:: ENCARGO DE TRABAJO ::
En el fragmento sobre los trucos del cine, escribe todos los nombres de sistemas o trucos que aparecen al principio de cada párrafo, antes de los dos puntos. No incluyas la parte de los comentarios.

DuoVision: cualquiera que haya visto un clásico documental sobre los grandes festivales de rock de finales de los 60 estará familiarizado con este sistema de pantalla doble. En 1973 al director Richard L. Bare se le ocurrió la "genialidad" de rodar un film llamado Wicked, Wicked que presentaba una pantalla dividida donde distintas escenas iban sucediendo a la vez. Evidentemente los resultados fueron bastante caóticos.

Aroma-Rama: sistema ideado por Chuck Weiss para el estreno de Behind The Great Wall, consistía en lanzar distintos olores a través del aire acondicionado que acompañaban a lo que se veía en la pantalla. Si no hubiera sido por los ataques que ocasionaba a los asmáticos tal vez incluso habría durado dos películas.

Smell-O-Vision: un sistema parecido al Aroma-Rama que sólo se utilizó en 1960 para el film Scent of Mistery, y que fracasó estrepitosamente igual que lo hizo el Aroma-Rama.

Underwater: Un truco publicitario utilizado para el film de mismo nombre dirigido por John Sturges y protagonizado por la voluptuosa Jane Russell. El preestreno se realizó bajo el agua con periodistas y demás público embutido en trajes de buceo. Una tontería mayúscula que fue eclipsada por el "descuido" de Jayne Mansfield, a quien se le cayó la parte de arriba del bikini. Y contra semejante poderío ni siquiera el Technicolor habría podido competir.

Odoroma: John Waters recuperó la idea de los olores en el cine para el estreno en 1981 de su film Polyester. El público rascaba y olía unas cartulinas numeradas cuando se lo indicaba el correspondiente número en la pantalla.

3D: Un popularísimo recurso en los 50, y que ha ido y venido desde entonces (de hecho hace nada se volvió a utilizar en el estreno de cierto film de animación), la anécdota más cachonda relacionada con el cine en tres dimensiones fue el estreno de Los crímenes del museo de cera, debut de la Warner en el 3D, y que tenía de protagonista, una vez más, a Vincent Price. Lo curioso del asunto es que el director del mismo, André De Toth, era tuerto, y por lo tanto no podía apreciar el efecto 3D. ¡Así de extraño es a veces el mundo de Hollywood!

9 comentarios:

supersalvajuan dijo...

Buenas genialidades.

elastica madrugada dijo...

Esa imagen es genial
Saludos.

Lee dijo...

Lo de ver Polyester de Waters con la cartulinita de los olores tuvo que ser digno de verse. Hace poco lei sobre lo del surrealista estreno de la Sirena de Aguas Verdes, esa de la Russell de la qu hablas, producida por el infame Howard Hughes..que coincidencia;)
Un gran post.

Un beso

Aitor Fuckin' Perry dijo...

Eso me habría venido bien para mi mega suspenso en el test de Comunicación Audiovisual xD

Kal Zakath dijo...

Vaya, si que lo pasaban bien en el cine en los años 50... Lo del muñequito podrían volver a hacerlo , que así si la película es mala te desfogas tirándole palomitas al maniquí.

Dr. Quatermass dijo...

:: DATOS PROPORCIONADOS ::
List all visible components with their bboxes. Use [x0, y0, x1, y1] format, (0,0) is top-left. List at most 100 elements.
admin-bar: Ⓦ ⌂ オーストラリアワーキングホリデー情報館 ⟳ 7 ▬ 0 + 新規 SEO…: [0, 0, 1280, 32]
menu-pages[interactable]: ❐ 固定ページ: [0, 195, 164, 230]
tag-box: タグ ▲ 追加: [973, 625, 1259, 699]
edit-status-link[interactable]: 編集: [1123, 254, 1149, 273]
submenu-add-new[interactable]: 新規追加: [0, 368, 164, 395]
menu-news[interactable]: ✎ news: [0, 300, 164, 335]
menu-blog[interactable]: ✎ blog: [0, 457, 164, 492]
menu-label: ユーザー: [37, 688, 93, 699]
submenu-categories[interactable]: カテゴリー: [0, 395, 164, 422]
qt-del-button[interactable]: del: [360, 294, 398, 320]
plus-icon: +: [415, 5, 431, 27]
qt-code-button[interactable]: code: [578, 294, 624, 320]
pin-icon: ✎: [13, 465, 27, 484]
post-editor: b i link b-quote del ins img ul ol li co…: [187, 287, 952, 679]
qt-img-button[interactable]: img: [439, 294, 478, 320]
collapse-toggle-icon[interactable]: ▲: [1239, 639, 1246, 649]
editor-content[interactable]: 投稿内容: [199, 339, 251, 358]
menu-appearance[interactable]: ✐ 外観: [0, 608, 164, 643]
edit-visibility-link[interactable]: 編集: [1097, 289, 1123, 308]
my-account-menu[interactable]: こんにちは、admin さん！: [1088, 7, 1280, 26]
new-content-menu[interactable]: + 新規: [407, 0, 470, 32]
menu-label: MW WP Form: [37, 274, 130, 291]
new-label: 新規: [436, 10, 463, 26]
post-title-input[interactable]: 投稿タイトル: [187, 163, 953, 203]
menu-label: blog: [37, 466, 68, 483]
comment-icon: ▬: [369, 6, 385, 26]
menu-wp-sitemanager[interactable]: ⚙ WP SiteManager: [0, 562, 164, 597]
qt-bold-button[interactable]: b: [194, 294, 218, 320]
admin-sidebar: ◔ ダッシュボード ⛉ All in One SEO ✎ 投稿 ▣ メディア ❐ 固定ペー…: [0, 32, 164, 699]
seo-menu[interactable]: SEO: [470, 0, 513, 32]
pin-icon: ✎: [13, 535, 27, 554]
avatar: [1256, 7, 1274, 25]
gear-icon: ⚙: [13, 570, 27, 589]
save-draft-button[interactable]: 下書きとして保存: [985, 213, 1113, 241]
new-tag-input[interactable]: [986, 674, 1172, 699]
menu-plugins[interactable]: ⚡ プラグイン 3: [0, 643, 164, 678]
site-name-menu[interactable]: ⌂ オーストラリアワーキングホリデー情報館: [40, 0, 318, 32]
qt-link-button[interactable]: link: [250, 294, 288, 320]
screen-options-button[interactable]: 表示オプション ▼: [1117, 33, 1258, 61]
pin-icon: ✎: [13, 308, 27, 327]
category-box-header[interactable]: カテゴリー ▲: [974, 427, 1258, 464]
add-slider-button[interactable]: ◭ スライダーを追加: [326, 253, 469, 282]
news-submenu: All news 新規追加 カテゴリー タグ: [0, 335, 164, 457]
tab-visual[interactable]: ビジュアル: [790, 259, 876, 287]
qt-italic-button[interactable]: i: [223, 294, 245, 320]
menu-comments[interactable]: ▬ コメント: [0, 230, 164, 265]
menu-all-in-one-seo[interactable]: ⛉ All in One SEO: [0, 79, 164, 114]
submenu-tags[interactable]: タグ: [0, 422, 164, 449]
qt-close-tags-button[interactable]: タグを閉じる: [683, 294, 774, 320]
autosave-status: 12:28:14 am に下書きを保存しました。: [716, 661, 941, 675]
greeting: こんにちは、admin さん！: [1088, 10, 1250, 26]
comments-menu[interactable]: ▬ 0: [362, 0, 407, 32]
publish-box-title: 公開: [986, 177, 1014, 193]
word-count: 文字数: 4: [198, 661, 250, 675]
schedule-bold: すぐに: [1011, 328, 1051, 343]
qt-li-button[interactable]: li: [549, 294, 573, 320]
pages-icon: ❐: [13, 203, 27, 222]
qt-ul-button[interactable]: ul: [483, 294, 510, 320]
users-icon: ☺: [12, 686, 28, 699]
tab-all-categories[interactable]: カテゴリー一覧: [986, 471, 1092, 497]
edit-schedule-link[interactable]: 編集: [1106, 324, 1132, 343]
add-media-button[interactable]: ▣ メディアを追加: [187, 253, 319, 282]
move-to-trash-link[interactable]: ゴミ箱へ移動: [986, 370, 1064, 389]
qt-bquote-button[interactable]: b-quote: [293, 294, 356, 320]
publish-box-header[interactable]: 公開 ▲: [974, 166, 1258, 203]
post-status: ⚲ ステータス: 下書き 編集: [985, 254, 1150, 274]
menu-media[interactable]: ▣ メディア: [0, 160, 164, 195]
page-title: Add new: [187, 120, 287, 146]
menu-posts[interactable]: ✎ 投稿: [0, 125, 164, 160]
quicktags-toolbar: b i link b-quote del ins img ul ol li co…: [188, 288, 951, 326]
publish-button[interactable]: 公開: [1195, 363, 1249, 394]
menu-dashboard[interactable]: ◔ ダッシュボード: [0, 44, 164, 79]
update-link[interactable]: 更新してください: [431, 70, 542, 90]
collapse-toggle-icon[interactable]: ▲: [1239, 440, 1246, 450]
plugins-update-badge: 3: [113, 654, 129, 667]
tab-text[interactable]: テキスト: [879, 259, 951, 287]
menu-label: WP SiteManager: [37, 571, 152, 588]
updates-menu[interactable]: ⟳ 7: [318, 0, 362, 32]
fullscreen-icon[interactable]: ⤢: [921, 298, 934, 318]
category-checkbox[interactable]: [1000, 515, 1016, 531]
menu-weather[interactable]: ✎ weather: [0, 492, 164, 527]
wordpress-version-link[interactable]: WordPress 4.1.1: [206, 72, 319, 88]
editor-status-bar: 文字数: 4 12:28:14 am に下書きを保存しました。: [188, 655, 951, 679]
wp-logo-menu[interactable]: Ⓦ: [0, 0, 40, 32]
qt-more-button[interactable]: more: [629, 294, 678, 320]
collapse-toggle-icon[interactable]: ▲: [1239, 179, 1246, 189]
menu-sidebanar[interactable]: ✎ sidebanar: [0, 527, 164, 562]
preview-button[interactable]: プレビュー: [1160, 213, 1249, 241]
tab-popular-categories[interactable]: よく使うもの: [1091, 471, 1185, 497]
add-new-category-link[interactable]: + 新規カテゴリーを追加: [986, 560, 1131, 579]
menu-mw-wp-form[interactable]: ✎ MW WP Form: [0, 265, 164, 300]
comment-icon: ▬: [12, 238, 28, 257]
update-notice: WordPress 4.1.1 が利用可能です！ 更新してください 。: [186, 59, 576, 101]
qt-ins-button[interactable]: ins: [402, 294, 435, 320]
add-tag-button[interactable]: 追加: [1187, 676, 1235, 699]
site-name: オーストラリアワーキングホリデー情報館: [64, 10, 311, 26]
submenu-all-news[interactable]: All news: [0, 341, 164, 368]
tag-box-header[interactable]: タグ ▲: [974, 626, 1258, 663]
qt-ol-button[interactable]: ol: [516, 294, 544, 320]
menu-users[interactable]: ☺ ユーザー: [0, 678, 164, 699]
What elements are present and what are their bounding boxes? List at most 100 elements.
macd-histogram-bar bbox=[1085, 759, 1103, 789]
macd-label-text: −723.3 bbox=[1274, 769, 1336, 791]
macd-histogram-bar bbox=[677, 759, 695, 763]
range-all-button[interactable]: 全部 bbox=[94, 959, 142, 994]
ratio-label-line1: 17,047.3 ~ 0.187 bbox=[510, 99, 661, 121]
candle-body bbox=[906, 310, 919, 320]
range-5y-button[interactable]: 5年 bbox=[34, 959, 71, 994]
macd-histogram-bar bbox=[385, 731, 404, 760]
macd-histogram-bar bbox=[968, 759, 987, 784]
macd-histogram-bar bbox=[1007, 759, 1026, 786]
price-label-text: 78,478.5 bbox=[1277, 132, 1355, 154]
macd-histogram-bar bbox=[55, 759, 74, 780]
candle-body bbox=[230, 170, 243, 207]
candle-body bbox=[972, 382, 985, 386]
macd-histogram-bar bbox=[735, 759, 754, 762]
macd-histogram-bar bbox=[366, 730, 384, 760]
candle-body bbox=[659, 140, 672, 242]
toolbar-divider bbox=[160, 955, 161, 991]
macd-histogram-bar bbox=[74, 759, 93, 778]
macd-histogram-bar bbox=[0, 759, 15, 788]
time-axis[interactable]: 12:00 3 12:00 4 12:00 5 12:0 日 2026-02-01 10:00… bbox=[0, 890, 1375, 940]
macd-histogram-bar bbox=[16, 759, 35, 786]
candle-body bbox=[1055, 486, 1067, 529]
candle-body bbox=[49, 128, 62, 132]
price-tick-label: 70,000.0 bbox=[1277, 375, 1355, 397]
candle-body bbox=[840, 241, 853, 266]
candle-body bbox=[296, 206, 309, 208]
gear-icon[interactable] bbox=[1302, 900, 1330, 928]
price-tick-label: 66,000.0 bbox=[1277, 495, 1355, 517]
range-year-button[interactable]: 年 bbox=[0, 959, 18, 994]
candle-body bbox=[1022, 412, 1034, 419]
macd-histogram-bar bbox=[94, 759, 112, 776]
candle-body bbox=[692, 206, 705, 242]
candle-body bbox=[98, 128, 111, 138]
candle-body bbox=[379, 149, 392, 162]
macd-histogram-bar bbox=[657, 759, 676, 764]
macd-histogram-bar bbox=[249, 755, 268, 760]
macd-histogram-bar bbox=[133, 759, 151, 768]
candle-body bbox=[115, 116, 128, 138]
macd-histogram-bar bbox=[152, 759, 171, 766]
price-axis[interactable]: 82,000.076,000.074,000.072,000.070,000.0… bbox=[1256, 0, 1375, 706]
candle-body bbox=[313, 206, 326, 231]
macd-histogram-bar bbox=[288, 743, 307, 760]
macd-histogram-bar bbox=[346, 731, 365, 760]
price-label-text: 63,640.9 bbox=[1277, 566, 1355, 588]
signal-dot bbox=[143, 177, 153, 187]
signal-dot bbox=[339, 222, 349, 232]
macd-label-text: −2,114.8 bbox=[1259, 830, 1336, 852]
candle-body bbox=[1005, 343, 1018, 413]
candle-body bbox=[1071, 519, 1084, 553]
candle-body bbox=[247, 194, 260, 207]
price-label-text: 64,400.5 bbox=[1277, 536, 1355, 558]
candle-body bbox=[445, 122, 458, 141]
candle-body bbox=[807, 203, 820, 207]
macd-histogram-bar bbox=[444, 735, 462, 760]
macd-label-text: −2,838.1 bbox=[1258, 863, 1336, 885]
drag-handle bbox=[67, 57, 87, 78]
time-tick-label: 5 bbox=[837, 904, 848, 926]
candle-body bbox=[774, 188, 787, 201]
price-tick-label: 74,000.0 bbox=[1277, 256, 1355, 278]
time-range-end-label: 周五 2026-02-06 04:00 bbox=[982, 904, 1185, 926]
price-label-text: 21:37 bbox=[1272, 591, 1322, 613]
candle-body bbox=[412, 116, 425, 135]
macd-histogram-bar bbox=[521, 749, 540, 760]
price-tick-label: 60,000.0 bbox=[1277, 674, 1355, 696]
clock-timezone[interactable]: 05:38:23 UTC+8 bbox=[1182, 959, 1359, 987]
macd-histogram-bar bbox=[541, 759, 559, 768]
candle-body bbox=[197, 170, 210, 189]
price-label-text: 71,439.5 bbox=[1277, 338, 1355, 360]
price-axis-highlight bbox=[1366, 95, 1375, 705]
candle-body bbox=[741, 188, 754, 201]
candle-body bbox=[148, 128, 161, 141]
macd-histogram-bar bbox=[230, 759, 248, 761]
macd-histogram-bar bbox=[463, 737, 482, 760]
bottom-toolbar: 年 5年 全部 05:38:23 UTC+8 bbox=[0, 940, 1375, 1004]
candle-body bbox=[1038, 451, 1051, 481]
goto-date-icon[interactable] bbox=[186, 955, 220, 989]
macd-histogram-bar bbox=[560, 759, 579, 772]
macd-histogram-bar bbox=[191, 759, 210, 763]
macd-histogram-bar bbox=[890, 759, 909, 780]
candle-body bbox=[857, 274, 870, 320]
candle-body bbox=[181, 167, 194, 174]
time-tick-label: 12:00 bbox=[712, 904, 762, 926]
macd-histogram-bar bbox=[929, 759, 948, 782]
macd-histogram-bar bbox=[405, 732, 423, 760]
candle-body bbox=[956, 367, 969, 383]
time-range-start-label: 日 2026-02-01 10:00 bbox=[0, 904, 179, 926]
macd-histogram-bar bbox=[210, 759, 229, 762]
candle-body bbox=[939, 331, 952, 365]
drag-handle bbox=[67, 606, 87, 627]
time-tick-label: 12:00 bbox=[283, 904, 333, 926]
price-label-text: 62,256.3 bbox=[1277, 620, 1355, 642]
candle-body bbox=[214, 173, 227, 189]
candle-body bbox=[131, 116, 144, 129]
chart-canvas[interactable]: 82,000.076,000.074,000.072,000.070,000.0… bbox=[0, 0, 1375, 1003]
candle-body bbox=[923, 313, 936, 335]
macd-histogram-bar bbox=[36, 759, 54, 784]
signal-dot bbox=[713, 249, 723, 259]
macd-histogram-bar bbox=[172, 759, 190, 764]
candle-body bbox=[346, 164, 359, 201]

:: RESPUESTA ESCRITA ::
DuoVision, Aroma-Rama, Smell-O-Vision, Underwater, Odoroma y 3D.